Task details: Find every line in the records below that holds the word "smittede", and copy it out.

Records supplied:
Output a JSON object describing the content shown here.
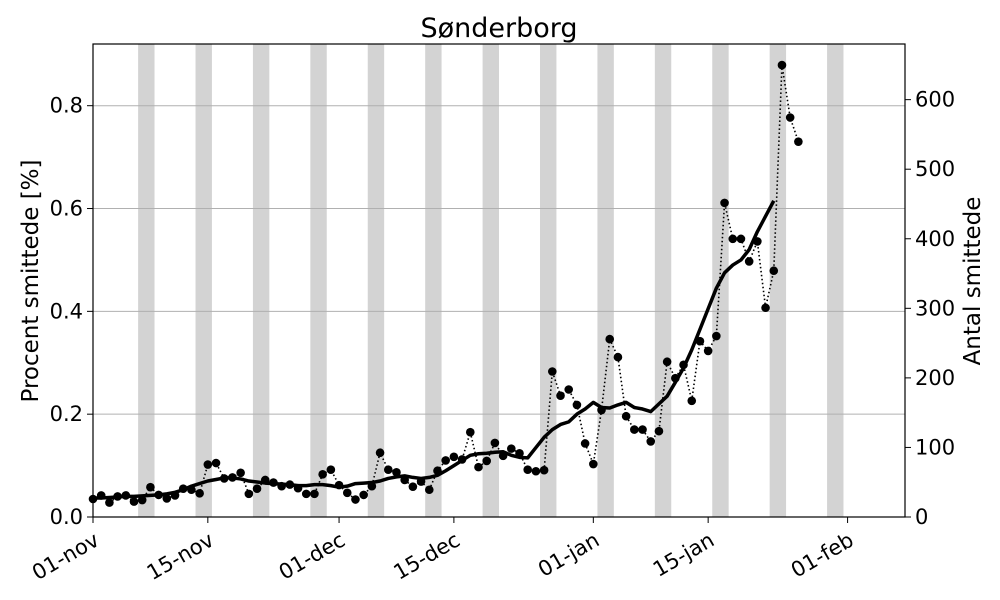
{
  "chart_data": {
    "type": "line",
    "title": "Sønderborg",
    "ylabel": "Procent smittede [%]",
    "y2label": "Antal smittede",
    "ylim": [
      0,
      0.92
    ],
    "y2lim": [
      0,
      680
    ],
    "yticks": [
      0.0,
      0.2,
      0.4,
      0.6,
      0.8
    ],
    "ytick_labels": [
      "0.0",
      "0.2",
      "0.4",
      "0.6",
      "0.8"
    ],
    "y2ticks": [
      0,
      100,
      200,
      300,
      400,
      500,
      600
    ],
    "y2tick_labels": [
      "0",
      "100",
      "200",
      "300",
      "400",
      "500",
      "600"
    ],
    "xlim": [
      "2020-11-01",
      "2021-02-08"
    ],
    "xticks": [
      "2020-11-01",
      "2020-11-15",
      "2020-12-01",
      "2020-12-15",
      "2021-01-01",
      "2021-01-15",
      "2021-02-01"
    ],
    "xtick_labels": [
      "01-nov",
      "15-nov",
      "01-dec",
      "15-dec",
      "01-jan",
      "15-jan",
      "01-feb"
    ],
    "grid": "horizontal",
    "weekend_shading": [
      [
        "2020-11-06",
        "2020-11-08"
      ],
      [
        "2020-11-13",
        "2020-11-15"
      ],
      [
        "2020-11-20",
        "2020-11-22"
      ],
      [
        "2020-11-27",
        "2020-11-29"
      ],
      [
        "2020-12-04",
        "2020-12-06"
      ],
      [
        "2020-12-11",
        "2020-12-13"
      ],
      [
        "2020-12-18",
        "2020-12-20"
      ],
      [
        "2020-12-25",
        "2020-12-27"
      ],
      [
        "2021-01-01",
        "2021-01-03"
      ],
      [
        "2021-01-08",
        "2021-01-10"
      ],
      [
        "2021-01-15",
        "2021-01-17"
      ],
      [
        "2021-01-22",
        "2021-01-24"
      ],
      [
        "2021-01-29",
        "2021-01-31"
      ]
    ],
    "colors": {
      "series": "#000000",
      "weekend": "#d3d3d3",
      "grid": "#b0b0b0"
    },
    "series": [
      {
        "style": "dotted-markers",
        "start": "2020-11-01",
        "values": [
          0.035,
          0.042,
          0.028,
          0.04,
          0.042,
          0.03,
          0.033,
          0.058,
          0.043,
          0.036,
          0.042,
          0.055,
          0.053,
          0.046,
          0.102,
          0.105,
          0.075,
          0.077,
          0.086,
          0.045,
          0.055,
          0.072,
          0.067,
          0.06,
          0.063,
          0.056,
          0.045,
          0.045,
          0.083,
          0.092,
          0.062,
          0.047,
          0.034,
          0.043,
          0.06,
          0.125,
          0.092,
          0.087,
          0.072,
          0.059,
          0.069,
          0.053,
          0.09,
          0.11,
          0.117,
          0.112,
          0.165,
          0.097,
          0.109,
          0.144,
          0.119,
          0.133,
          0.124,
          0.092,
          0.089,
          0.091,
          0.283,
          0.236,
          0.248,
          0.218,
          0.143,
          0.103,
          0.208,
          0.346,
          0.311,
          0.196,
          0.17,
          0.17,
          0.147,
          0.167,
          0.302,
          0.27,
          0.296,
          0.226,
          0.342,
          0.323,
          0.352,
          0.611,
          0.541,
          0.541,
          0.497,
          0.536,
          0.407,
          0.479,
          0.879,
          0.777,
          0.73
        ]
      },
      {
        "style": "thick-line",
        "start": "2020-11-01",
        "values": [
          0.037,
          0.037,
          0.038,
          0.039,
          0.04,
          0.04,
          0.041,
          0.042,
          0.043,
          0.045,
          0.048,
          0.053,
          0.06,
          0.065,
          0.07,
          0.073,
          0.076,
          0.076,
          0.074,
          0.07,
          0.068,
          0.066,
          0.065,
          0.064,
          0.063,
          0.061,
          0.061,
          0.063,
          0.063,
          0.061,
          0.058,
          0.06,
          0.065,
          0.066,
          0.067,
          0.07,
          0.075,
          0.078,
          0.08,
          0.077,
          0.075,
          0.077,
          0.081,
          0.09,
          0.1,
          0.11,
          0.12,
          0.123,
          0.124,
          0.126,
          0.127,
          0.12,
          0.116,
          0.115,
          0.135,
          0.155,
          0.17,
          0.18,
          0.185,
          0.2,
          0.21,
          0.223,
          0.213,
          0.212,
          0.218,
          0.223,
          0.213,
          0.21,
          0.205,
          0.22,
          0.235,
          0.262,
          0.29,
          0.325,
          0.365,
          0.405,
          0.445,
          0.475,
          0.49,
          0.5,
          0.52,
          0.555,
          0.585,
          0.615
        ]
      }
    ]
  }
}
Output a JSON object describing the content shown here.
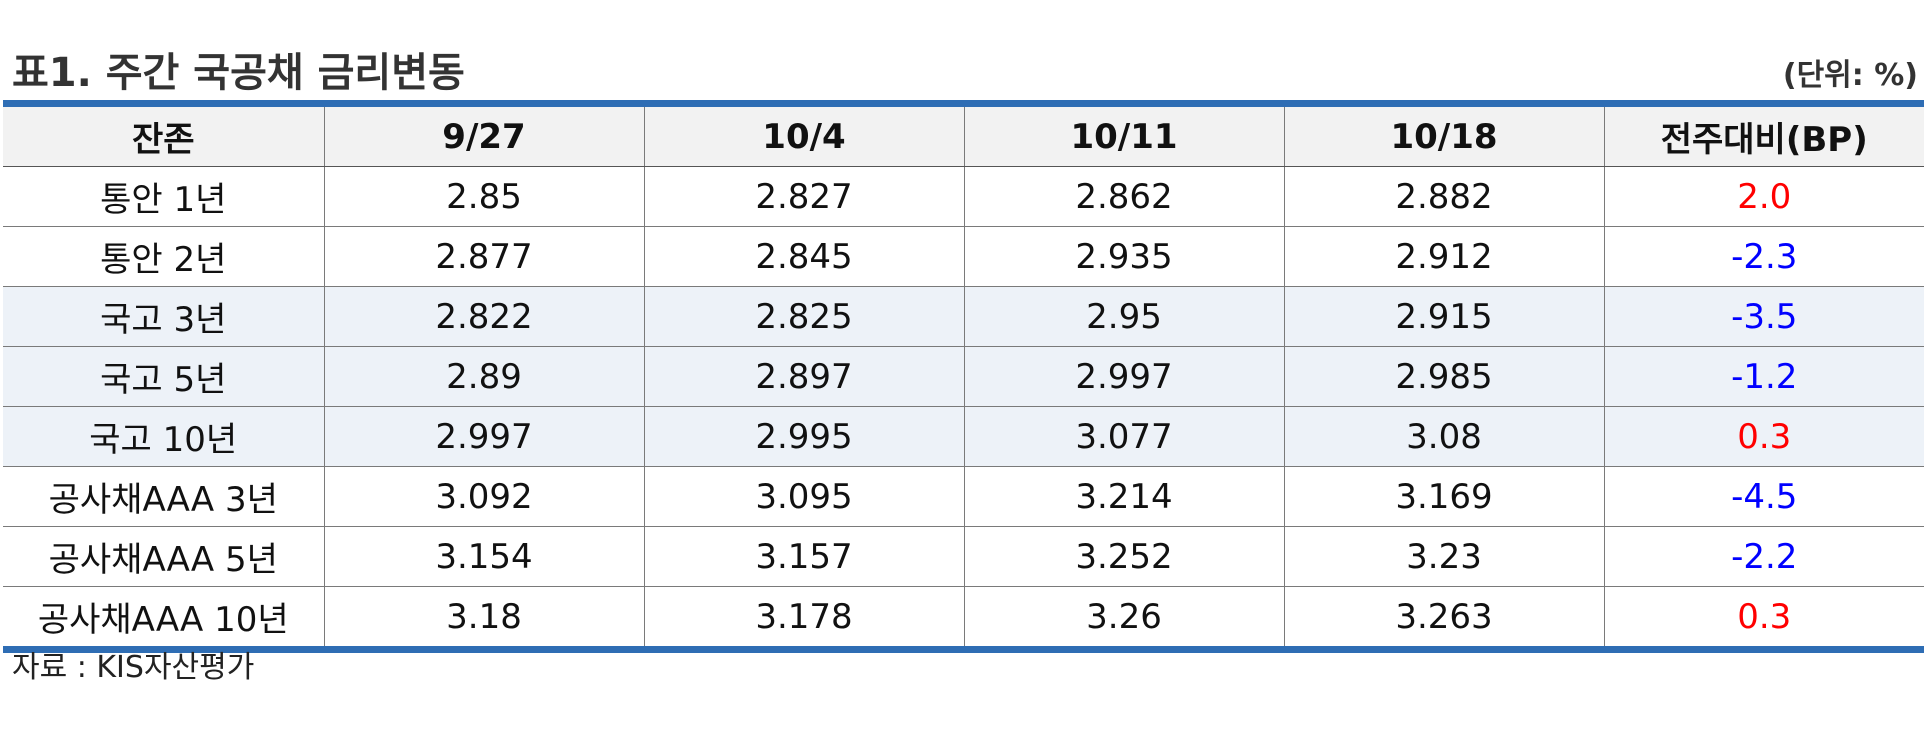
{
  "title": "표1. 주간 국공채 금리변동",
  "unit": "(단위: %)",
  "colors": {
    "rule": "#2e6db4",
    "header_bg": "#f2f2f2",
    "shaded_row": "#edf2f8",
    "positive": "#ff0000",
    "negative": "#0000ff"
  },
  "table": {
    "headers": [
      "잔존",
      "9/27",
      "10/4",
      "10/11",
      "10/18",
      "전주대비(BP)"
    ],
    "rows": [
      {
        "label": "통안 1년",
        "values": [
          "2.85",
          "2.827",
          "2.862",
          "2.882"
        ],
        "change": "2.0",
        "change_sign": "pos",
        "shaded": false
      },
      {
        "label": "통안 2년",
        "values": [
          "2.877",
          "2.845",
          "2.935",
          "2.912"
        ],
        "change": "-2.3",
        "change_sign": "neg",
        "shaded": false
      },
      {
        "label": "국고 3년",
        "values": [
          "2.822",
          "2.825",
          "2.95",
          "2.915"
        ],
        "change": "-3.5",
        "change_sign": "neg",
        "shaded": true
      },
      {
        "label": "국고 5년",
        "values": [
          "2.89",
          "2.897",
          "2.997",
          "2.985"
        ],
        "change": "-1.2",
        "change_sign": "neg",
        "shaded": true
      },
      {
        "label": "국고 10년",
        "values": [
          "2.997",
          "2.995",
          "3.077",
          "3.08"
        ],
        "change": "0.3",
        "change_sign": "pos",
        "shaded": true
      },
      {
        "label": "공사채AAA 3년",
        "values": [
          "3.092",
          "3.095",
          "3.214",
          "3.169"
        ],
        "change": "-4.5",
        "change_sign": "neg",
        "shaded": false
      },
      {
        "label": "공사채AAA 5년",
        "values": [
          "3.154",
          "3.157",
          "3.252",
          "3.23"
        ],
        "change": "-2.2",
        "change_sign": "neg",
        "shaded": false
      },
      {
        "label": "공사채AAA 10년",
        "values": [
          "3.18",
          "3.178",
          "3.26",
          "3.263"
        ],
        "change": "0.3",
        "change_sign": "pos",
        "shaded": false
      }
    ]
  },
  "source": "자료 : KIS자산평가"
}
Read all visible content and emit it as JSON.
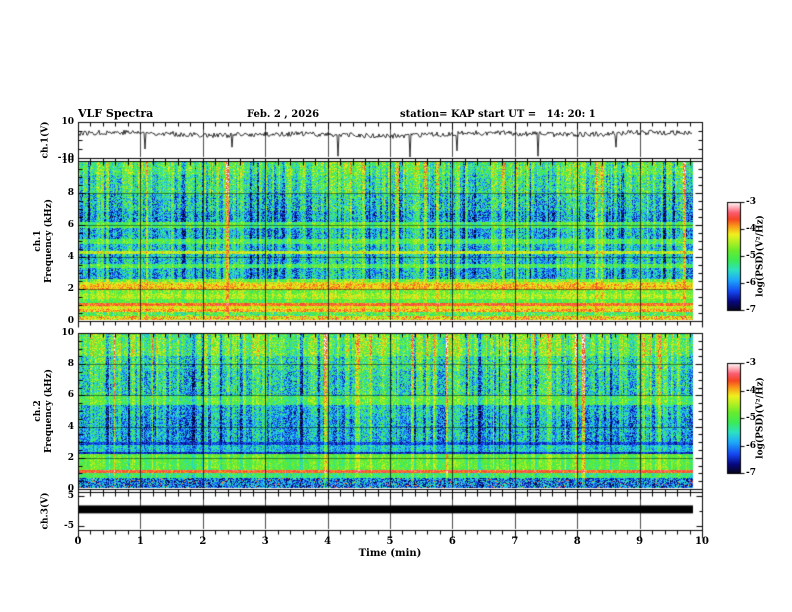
{
  "header": {
    "title": "VLF Spectra",
    "date": "Feb. 2 , 2026",
    "station": "station= KAP",
    "start_ut": "start UT =   14: 20: 1"
  },
  "axes": {
    "x": {
      "label": "Time (min)",
      "ticks": [
        "0",
        "1",
        "2",
        "3",
        "4",
        "5",
        "6",
        "7",
        "8",
        "9",
        "10"
      ],
      "range": [
        0,
        10
      ]
    },
    "ch1_wave": {
      "ylabel": "ch.1(V)",
      "yticks": [
        "10",
        "-10"
      ],
      "ylim": [
        -10,
        10
      ]
    },
    "ch1_spec": {
      "ylabel_lines": [
        "ch.1",
        "Frequency (kHz)"
      ],
      "yticks": [
        "10",
        "8",
        "6",
        "4",
        "2",
        "0"
      ],
      "ylim": [
        0,
        10
      ]
    },
    "ch2_spec": {
      "ylabel_lines": [
        "ch.2",
        "Frequency (kHz)"
      ],
      "yticks": [
        "10",
        "8",
        "6",
        "4",
        "2",
        "0"
      ],
      "ylim": [
        0,
        10
      ]
    },
    "ch3": {
      "ylabel": "ch.3(V)",
      "yticks": [
        "5",
        "-5"
      ],
      "ylim": [
        -6.5,
        6.5
      ]
    }
  },
  "colorbars": [
    {
      "label": "log(PSD)(V²/Hz)",
      "ticks": [
        "-3",
        "-4",
        "-5",
        "-6",
        "-7"
      ]
    },
    {
      "label": "log(PSD)(V²/Hz)",
      "ticks": [
        "-3",
        "-4",
        "-5",
        "-6",
        "-7"
      ]
    }
  ],
  "colormap": {
    "stops": [
      [
        0.0,
        5,
        5,
        30
      ],
      [
        0.08,
        8,
        8,
        130
      ],
      [
        0.17,
        20,
        70,
        240
      ],
      [
        0.28,
        30,
        170,
        250
      ],
      [
        0.37,
        45,
        225,
        195
      ],
      [
        0.46,
        60,
        235,
        85
      ],
      [
        0.55,
        105,
        235,
        45
      ],
      [
        0.63,
        180,
        240,
        35
      ],
      [
        0.7,
        240,
        240,
        30
      ],
      [
        0.77,
        250,
        160,
        25
      ],
      [
        0.84,
        245,
        70,
        35
      ],
      [
        0.9,
        250,
        90,
        110
      ],
      [
        0.95,
        255,
        175,
        185
      ],
      [
        1.0,
        255,
        255,
        255
      ]
    ]
  },
  "chart_data": [
    {
      "type": "line",
      "name": "ch1-waveform",
      "ylabel": "ch.1(V)",
      "xlim": [
        0,
        10
      ],
      "ylim": [
        -10,
        10
      ],
      "x_end": 9.84,
      "signal": {
        "baseline": 3.2,
        "slow_amp1": 0.6,
        "slow_amp2": 0.5,
        "jitter": 2.8,
        "seed": 77,
        "spikes": [
          [
            1.05,
            -5
          ],
          [
            2.45,
            -4
          ],
          [
            4.15,
            -9
          ],
          [
            5.3,
            -10
          ],
          [
            6.05,
            -6
          ],
          [
            7.35,
            -9
          ],
          [
            8.6,
            -4
          ]
        ]
      }
    },
    {
      "type": "heatmap",
      "name": "ch1-spectrogram",
      "ylabel": "ch.1 Frequency (kHz)",
      "xlim": [
        0,
        10
      ],
      "ylim": [
        0,
        10
      ],
      "x_end": 9.84,
      "seed": 1234,
      "value_scale": {
        "label": "log(PSD)(V²/Hz)",
        "min": -7,
        "max": -3
      },
      "bands": [
        {
          "f_lo": 9.2,
          "f_hi": 10.0,
          "level": 0.5,
          "noise": 0.17,
          "streak": 1.0
        },
        {
          "f_lo": 8.0,
          "f_hi": 9.2,
          "level": 0.44,
          "noise": 0.19,
          "streak": 1.0
        },
        {
          "f_lo": 6.9,
          "f_hi": 8.0,
          "level": 0.36,
          "noise": 0.2,
          "streak": 1.0
        },
        {
          "f_lo": 6.2,
          "f_hi": 6.9,
          "level": 0.29,
          "noise": 0.18,
          "streak": 1.0
        },
        {
          "f_lo": 5.8,
          "f_hi": 6.2,
          "level": 0.5,
          "noise": 0.12,
          "streak": 0.6
        },
        {
          "f_lo": 5.1,
          "f_hi": 5.8,
          "level": 0.32,
          "noise": 0.18,
          "streak": 1.0
        },
        {
          "f_lo": 4.8,
          "f_hi": 5.1,
          "level": 0.5,
          "noise": 0.12,
          "streak": 0.6
        },
        {
          "f_lo": 4.35,
          "f_hi": 4.8,
          "level": 0.36,
          "noise": 0.17,
          "streak": 0.9
        },
        {
          "f_lo": 4.15,
          "f_hi": 4.35,
          "level": 0.66,
          "noise": 0.1,
          "streak": 0.3
        },
        {
          "f_lo": 3.55,
          "f_hi": 4.15,
          "level": 0.34,
          "noise": 0.17,
          "streak": 0.9
        },
        {
          "f_lo": 3.25,
          "f_hi": 3.55,
          "level": 0.5,
          "noise": 0.12,
          "streak": 0.6
        },
        {
          "f_lo": 2.6,
          "f_hi": 3.25,
          "level": 0.31,
          "noise": 0.17,
          "streak": 0.9
        },
        {
          "f_lo": 2.4,
          "f_hi": 2.6,
          "level": 0.55,
          "noise": 0.14,
          "streak": 0.5
        },
        {
          "f_lo": 2.25,
          "f_hi": 2.4,
          "level": 0.68,
          "noise": 0.11,
          "streak": 0.3
        },
        {
          "f_lo": 1.9,
          "f_hi": 2.25,
          "level": 0.74,
          "noise": 0.09,
          "streak": 0.2
        },
        {
          "f_lo": 1.6,
          "f_hi": 1.9,
          "level": 0.56,
          "noise": 0.12,
          "streak": 0.4
        },
        {
          "f_lo": 1.3,
          "f_hi": 1.6,
          "level": 0.62,
          "noise": 0.1,
          "streak": 0.4
        },
        {
          "f_lo": 1.05,
          "f_hi": 1.3,
          "level": 0.52,
          "noise": 0.1,
          "streak": 0.4
        },
        {
          "f_lo": 0.85,
          "f_hi": 1.05,
          "level": 0.82,
          "noise": 0.07,
          "streak": 0.2
        },
        {
          "f_lo": 0.65,
          "f_hi": 0.85,
          "level": 0.68,
          "noise": 0.09,
          "streak": 0.3
        },
        {
          "f_lo": 0.45,
          "f_hi": 0.65,
          "level": 0.76,
          "noise": 0.09,
          "streak": 0.2
        },
        {
          "f_lo": 0.25,
          "f_hi": 0.45,
          "level": 0.5,
          "noise": 0.16,
          "streak": 0.4
        },
        {
          "f_lo": 0.0,
          "f_hi": 0.25,
          "level": 0.71,
          "noise": 0.15,
          "streak": 0.2,
          "specks": 0.05
        }
      ]
    },
    {
      "type": "heatmap",
      "name": "ch2-spectrogram",
      "ylabel": "ch.2 Frequency (kHz)",
      "xlim": [
        0,
        10
      ],
      "ylim": [
        0,
        10
      ],
      "x_end": 9.84,
      "seed": 98765,
      "value_scale": {
        "label": "log(PSD)(V²/Hz)",
        "min": -7,
        "max": -3
      },
      "bands": [
        {
          "f_lo": 8.6,
          "f_hi": 10.0,
          "level": 0.52,
          "noise": 0.17,
          "streak": 1.0
        },
        {
          "f_lo": 7.6,
          "f_hi": 8.6,
          "level": 0.42,
          "noise": 0.19,
          "streak": 1.0
        },
        {
          "f_lo": 6.0,
          "f_hi": 7.6,
          "level": 0.38,
          "noise": 0.19,
          "streak": 1.0
        },
        {
          "f_lo": 5.4,
          "f_hi": 6.0,
          "level": 0.5,
          "noise": 0.13,
          "streak": 0.7
        },
        {
          "f_lo": 4.6,
          "f_hi": 5.4,
          "level": 0.32,
          "noise": 0.17,
          "streak": 0.9
        },
        {
          "f_lo": 3.0,
          "f_hi": 4.6,
          "level": 0.29,
          "noise": 0.17,
          "streak": 0.9
        },
        {
          "f_lo": 2.75,
          "f_hi": 3.0,
          "level": 0.16,
          "noise": 0.09,
          "streak": 0.3
        },
        {
          "f_lo": 2.35,
          "f_hi": 2.75,
          "level": 0.32,
          "noise": 0.13,
          "streak": 0.5
        },
        {
          "f_lo": 2.2,
          "f_hi": 2.35,
          "level": 0.13,
          "noise": 0.07,
          "streak": 0.2
        },
        {
          "f_lo": 1.15,
          "f_hi": 2.2,
          "level": 0.52,
          "noise": 0.1,
          "streak": 0.5
        },
        {
          "f_lo": 0.95,
          "f_hi": 1.15,
          "level": 0.84,
          "noise": 0.07,
          "streak": 0.2
        },
        {
          "f_lo": 0.6,
          "f_hi": 0.95,
          "level": 0.45,
          "noise": 0.12,
          "streak": 0.4
        },
        {
          "f_lo": 0.0,
          "f_hi": 0.6,
          "level": 0.22,
          "noise": 0.2,
          "streak": 0.3,
          "specks": 0.04
        }
      ]
    },
    {
      "type": "area",
      "name": "ch3-output",
      "ylabel": "ch.3(V)",
      "xlim": [
        0,
        10
      ],
      "x_end": 9.84,
      "ylim": [
        -6.5,
        6.5
      ],
      "value_lo": -0.8,
      "value_hi": 1.9,
      "color": "#000000"
    }
  ]
}
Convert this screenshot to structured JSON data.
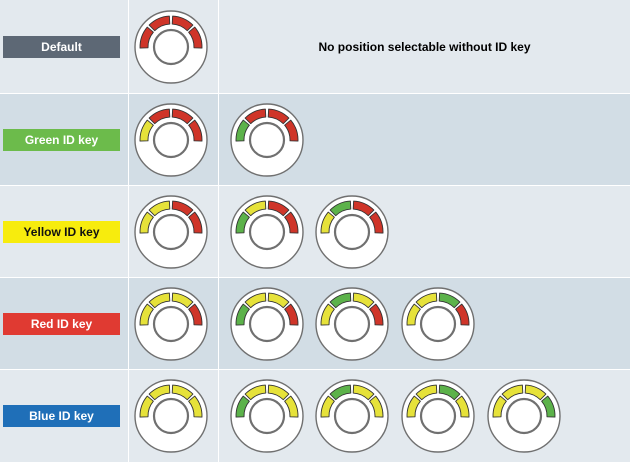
{
  "colors": {
    "red": "#cf3529",
    "yellow": "#e6e23a",
    "green": "#5cb24a",
    "ring_border": "#707070",
    "segment_outline": "#333333"
  },
  "rows": [
    {
      "label": "Default",
      "badge_color": "#5d6875",
      "badge_text_color": "light",
      "reference": [
        "red",
        "red",
        "red",
        "red"
      ],
      "positions": [],
      "note": "No position selectable without ID key"
    },
    {
      "label": "Green ID key",
      "badge_color": "#6cbb4b",
      "badge_text_color": "light",
      "reference": [
        "yellow",
        "red",
        "red",
        "red"
      ],
      "positions": [
        [
          "green",
          "red",
          "red",
          "red"
        ]
      ]
    },
    {
      "label": "Yellow ID key",
      "badge_color": "#f7ec0d",
      "badge_text_color": "dark",
      "reference": [
        "yellow",
        "yellow",
        "red",
        "red"
      ],
      "positions": [
        [
          "green",
          "yellow",
          "red",
          "red"
        ],
        [
          "yellow",
          "green",
          "red",
          "red"
        ]
      ]
    },
    {
      "label": "Red ID key",
      "badge_color": "#e03a32",
      "badge_text_color": "light",
      "reference": [
        "yellow",
        "yellow",
        "yellow",
        "red"
      ],
      "positions": [
        [
          "green",
          "yellow",
          "yellow",
          "red"
        ],
        [
          "yellow",
          "green",
          "yellow",
          "red"
        ],
        [
          "yellow",
          "yellow",
          "green",
          "red"
        ]
      ]
    },
    {
      "label": "Blue ID key",
      "badge_color": "#1f6fb8",
      "badge_text_color": "light",
      "reference": [
        "yellow",
        "yellow",
        "yellow",
        "yellow"
      ],
      "positions": [
        [
          "green",
          "yellow",
          "yellow",
          "yellow"
        ],
        [
          "yellow",
          "green",
          "yellow",
          "yellow"
        ],
        [
          "yellow",
          "yellow",
          "green",
          "yellow"
        ],
        [
          "yellow",
          "yellow",
          "yellow",
          "green"
        ]
      ]
    }
  ]
}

Result of the exercise:
    "ylabel": "Procent smittede [%]",
    "y2label": "Antal smittede",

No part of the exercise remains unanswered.